● **Written exercise**
Filter the listing below, copying every line in which the word "ylabel" appears.

● **Data supplied**

_____

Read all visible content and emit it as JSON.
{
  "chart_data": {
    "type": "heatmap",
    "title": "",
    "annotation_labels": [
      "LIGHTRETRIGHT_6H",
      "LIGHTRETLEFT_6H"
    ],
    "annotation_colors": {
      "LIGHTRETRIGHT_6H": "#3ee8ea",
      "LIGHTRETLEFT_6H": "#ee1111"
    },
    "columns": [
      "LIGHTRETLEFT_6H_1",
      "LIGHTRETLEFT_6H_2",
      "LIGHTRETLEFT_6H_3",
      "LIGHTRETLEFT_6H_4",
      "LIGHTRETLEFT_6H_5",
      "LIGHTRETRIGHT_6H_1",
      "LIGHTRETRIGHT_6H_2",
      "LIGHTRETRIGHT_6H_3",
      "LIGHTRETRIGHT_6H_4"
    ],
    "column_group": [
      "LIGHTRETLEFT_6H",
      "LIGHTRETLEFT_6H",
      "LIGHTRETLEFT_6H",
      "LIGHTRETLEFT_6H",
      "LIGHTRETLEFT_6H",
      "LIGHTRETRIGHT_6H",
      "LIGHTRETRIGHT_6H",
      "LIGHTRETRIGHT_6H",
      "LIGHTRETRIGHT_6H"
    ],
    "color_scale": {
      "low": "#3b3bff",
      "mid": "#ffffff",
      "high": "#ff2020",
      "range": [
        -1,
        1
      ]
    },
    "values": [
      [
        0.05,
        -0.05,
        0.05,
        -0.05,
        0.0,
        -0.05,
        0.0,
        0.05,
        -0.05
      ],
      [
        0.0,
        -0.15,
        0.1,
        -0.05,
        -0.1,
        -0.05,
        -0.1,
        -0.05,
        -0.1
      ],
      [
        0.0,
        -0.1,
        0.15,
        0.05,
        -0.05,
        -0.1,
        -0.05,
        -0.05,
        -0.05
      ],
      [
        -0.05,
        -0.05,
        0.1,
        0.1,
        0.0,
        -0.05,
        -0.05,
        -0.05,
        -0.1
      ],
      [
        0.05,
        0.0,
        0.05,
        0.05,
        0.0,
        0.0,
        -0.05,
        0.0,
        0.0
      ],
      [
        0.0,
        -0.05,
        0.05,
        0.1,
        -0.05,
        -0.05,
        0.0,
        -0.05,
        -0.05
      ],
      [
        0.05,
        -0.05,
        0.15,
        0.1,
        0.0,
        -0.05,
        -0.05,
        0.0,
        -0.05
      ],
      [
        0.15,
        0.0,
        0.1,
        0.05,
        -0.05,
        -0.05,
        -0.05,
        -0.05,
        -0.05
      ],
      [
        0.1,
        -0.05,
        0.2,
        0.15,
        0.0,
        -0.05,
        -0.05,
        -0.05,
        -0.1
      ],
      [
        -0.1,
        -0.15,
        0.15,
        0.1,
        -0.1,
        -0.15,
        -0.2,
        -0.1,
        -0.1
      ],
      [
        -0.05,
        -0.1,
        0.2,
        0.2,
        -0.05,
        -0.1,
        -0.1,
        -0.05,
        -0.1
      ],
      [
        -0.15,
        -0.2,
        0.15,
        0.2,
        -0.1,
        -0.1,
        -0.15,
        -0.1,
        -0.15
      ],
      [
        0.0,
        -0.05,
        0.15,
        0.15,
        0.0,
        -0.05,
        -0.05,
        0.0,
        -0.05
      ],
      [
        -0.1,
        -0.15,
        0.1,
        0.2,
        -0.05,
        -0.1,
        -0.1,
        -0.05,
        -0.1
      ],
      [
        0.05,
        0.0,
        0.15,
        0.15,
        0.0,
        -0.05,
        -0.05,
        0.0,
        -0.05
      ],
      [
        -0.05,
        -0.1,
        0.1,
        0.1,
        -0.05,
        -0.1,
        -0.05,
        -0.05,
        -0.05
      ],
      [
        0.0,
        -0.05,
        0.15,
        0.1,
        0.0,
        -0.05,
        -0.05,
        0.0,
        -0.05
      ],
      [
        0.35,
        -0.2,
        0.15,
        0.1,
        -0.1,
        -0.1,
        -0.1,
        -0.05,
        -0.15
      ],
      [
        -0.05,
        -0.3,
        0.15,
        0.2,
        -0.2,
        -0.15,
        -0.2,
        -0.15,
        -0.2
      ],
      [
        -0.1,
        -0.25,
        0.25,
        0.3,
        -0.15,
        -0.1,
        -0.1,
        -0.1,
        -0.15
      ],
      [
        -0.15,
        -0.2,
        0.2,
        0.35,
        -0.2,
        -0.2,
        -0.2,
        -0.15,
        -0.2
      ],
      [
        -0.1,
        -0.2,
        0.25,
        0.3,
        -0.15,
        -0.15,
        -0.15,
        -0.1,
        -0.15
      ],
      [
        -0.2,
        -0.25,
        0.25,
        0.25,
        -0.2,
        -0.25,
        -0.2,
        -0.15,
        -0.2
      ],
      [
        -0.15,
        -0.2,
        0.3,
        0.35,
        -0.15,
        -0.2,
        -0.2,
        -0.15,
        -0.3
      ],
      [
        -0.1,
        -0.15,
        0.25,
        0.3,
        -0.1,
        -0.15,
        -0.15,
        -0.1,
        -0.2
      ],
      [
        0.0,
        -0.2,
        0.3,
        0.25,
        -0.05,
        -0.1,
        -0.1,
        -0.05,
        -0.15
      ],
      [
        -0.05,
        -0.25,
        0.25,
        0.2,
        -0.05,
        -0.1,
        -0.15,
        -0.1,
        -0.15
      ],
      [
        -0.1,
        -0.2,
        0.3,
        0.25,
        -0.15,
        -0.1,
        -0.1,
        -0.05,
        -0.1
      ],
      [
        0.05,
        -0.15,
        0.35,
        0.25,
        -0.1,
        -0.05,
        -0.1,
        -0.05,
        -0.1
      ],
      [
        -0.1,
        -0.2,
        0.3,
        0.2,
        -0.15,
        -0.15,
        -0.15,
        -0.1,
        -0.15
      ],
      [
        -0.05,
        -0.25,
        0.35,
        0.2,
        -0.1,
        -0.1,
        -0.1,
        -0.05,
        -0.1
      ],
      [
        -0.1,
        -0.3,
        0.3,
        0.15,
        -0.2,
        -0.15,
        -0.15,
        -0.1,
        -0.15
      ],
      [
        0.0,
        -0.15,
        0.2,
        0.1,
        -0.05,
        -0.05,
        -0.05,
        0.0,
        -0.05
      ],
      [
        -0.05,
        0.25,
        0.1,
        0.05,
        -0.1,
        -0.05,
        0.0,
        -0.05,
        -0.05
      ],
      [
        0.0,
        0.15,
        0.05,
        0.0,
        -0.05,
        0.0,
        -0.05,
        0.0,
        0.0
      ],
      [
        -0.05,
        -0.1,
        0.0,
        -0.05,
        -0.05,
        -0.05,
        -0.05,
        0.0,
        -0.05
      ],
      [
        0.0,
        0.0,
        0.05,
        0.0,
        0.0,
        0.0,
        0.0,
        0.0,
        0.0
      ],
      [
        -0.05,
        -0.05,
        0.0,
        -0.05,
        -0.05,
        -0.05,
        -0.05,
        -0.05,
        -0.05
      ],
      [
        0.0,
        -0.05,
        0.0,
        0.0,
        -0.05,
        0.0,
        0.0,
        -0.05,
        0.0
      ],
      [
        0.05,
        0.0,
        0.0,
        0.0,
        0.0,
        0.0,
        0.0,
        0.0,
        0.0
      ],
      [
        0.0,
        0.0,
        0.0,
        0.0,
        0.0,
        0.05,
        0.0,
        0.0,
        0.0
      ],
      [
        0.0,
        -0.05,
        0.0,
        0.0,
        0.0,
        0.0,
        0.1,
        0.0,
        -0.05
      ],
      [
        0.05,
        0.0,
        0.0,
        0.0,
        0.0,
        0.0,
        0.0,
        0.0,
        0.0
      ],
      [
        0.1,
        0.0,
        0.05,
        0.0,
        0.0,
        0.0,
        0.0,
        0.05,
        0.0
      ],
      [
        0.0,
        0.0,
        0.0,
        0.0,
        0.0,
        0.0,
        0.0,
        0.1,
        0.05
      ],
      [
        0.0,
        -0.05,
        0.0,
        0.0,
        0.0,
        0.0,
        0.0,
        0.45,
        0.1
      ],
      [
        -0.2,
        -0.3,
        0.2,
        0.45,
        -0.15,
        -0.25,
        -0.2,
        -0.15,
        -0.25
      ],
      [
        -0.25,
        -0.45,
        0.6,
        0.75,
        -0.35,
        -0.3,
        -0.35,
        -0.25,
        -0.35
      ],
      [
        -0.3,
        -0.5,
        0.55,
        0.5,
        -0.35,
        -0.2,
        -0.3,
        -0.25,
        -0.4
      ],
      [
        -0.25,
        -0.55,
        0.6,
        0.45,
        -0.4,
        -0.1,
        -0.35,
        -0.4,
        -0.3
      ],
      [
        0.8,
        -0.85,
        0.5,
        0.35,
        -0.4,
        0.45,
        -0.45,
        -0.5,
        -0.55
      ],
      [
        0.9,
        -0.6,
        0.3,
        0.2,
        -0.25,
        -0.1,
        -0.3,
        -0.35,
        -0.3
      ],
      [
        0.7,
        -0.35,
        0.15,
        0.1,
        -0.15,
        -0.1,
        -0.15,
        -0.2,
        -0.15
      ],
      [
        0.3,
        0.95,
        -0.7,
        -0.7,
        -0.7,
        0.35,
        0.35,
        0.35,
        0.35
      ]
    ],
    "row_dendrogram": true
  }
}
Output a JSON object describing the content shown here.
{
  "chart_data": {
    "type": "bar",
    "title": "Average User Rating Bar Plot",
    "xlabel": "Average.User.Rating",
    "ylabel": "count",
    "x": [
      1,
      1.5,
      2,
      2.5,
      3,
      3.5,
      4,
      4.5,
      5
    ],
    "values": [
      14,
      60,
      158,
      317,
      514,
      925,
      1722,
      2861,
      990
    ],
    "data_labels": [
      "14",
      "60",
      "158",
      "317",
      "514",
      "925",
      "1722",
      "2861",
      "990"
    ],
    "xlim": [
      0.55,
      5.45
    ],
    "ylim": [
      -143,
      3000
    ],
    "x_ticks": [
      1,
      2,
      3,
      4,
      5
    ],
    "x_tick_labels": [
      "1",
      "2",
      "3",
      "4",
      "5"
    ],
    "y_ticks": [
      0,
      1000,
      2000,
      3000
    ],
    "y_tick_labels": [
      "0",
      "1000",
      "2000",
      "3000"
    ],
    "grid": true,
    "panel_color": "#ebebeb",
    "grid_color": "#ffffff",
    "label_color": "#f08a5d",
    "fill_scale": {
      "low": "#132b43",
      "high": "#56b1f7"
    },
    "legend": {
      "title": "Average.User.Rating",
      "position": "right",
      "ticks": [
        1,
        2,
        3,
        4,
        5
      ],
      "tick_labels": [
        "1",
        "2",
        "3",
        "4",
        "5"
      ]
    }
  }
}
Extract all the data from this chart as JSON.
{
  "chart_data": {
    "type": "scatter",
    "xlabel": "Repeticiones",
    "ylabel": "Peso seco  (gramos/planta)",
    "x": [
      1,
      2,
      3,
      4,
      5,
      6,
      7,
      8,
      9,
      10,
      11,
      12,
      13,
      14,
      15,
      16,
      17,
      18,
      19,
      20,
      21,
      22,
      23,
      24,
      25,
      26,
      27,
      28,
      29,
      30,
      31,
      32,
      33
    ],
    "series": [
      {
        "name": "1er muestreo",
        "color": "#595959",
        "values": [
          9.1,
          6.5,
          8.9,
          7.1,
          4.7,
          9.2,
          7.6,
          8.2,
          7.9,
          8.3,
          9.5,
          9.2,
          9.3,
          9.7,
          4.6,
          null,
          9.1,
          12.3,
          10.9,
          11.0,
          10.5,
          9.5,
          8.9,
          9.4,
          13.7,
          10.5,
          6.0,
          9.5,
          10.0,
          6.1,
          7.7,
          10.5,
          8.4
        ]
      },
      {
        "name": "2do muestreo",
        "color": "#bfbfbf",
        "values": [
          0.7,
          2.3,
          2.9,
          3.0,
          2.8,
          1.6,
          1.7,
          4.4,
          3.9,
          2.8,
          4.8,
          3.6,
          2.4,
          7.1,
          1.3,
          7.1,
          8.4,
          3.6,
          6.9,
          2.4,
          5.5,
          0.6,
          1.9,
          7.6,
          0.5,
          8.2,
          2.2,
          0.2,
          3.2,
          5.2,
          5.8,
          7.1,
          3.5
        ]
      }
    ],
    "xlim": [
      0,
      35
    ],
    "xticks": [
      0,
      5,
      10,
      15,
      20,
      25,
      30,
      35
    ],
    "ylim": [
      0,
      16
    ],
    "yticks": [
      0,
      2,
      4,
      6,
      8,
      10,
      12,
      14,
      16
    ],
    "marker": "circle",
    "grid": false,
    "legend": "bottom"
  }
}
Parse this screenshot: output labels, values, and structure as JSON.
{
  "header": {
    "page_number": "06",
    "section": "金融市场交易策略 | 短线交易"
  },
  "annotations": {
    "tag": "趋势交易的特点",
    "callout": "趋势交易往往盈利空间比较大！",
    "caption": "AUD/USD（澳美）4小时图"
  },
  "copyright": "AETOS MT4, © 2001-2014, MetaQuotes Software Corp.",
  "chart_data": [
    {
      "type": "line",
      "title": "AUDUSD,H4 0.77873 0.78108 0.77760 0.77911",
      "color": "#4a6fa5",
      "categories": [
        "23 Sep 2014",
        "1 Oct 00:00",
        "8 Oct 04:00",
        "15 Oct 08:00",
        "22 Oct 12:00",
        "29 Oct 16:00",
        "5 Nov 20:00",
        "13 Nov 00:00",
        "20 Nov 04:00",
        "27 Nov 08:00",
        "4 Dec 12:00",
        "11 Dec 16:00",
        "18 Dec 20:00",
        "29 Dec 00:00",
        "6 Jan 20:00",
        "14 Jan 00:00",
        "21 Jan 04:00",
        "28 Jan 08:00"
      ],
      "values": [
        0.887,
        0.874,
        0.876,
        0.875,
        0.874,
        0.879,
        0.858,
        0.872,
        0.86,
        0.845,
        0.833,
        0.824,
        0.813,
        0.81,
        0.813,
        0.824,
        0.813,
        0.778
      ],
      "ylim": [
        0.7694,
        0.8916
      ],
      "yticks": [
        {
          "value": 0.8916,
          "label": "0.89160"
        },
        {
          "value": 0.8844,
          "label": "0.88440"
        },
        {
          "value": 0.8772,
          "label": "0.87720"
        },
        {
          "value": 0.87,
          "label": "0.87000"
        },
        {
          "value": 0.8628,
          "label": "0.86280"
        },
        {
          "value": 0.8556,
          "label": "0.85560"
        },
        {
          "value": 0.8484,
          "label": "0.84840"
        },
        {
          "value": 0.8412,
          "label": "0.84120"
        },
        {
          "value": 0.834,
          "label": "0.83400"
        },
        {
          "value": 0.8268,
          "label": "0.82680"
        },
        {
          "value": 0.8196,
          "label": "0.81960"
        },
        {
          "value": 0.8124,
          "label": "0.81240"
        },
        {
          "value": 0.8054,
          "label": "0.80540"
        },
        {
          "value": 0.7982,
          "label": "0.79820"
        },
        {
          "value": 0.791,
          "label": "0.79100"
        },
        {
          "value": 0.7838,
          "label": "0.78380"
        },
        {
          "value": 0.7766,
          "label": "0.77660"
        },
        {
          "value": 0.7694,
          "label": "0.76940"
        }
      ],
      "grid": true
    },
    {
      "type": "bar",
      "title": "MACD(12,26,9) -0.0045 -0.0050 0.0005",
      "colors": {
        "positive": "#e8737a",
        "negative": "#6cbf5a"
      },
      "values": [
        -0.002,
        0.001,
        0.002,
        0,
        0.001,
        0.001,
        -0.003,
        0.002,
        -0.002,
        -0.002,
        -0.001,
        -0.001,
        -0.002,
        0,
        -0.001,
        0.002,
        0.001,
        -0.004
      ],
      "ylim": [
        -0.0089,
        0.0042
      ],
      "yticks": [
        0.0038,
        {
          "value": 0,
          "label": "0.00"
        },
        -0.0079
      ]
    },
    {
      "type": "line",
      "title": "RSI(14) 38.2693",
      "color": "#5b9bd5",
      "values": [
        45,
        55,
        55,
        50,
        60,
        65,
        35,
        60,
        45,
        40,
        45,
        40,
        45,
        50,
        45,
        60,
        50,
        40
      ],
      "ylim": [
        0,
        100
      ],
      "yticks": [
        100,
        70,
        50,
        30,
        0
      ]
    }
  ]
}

_____

● **Problem solution**
    "ylabel": "count",
    "ylabel": "Peso seco  (gramos/planta)",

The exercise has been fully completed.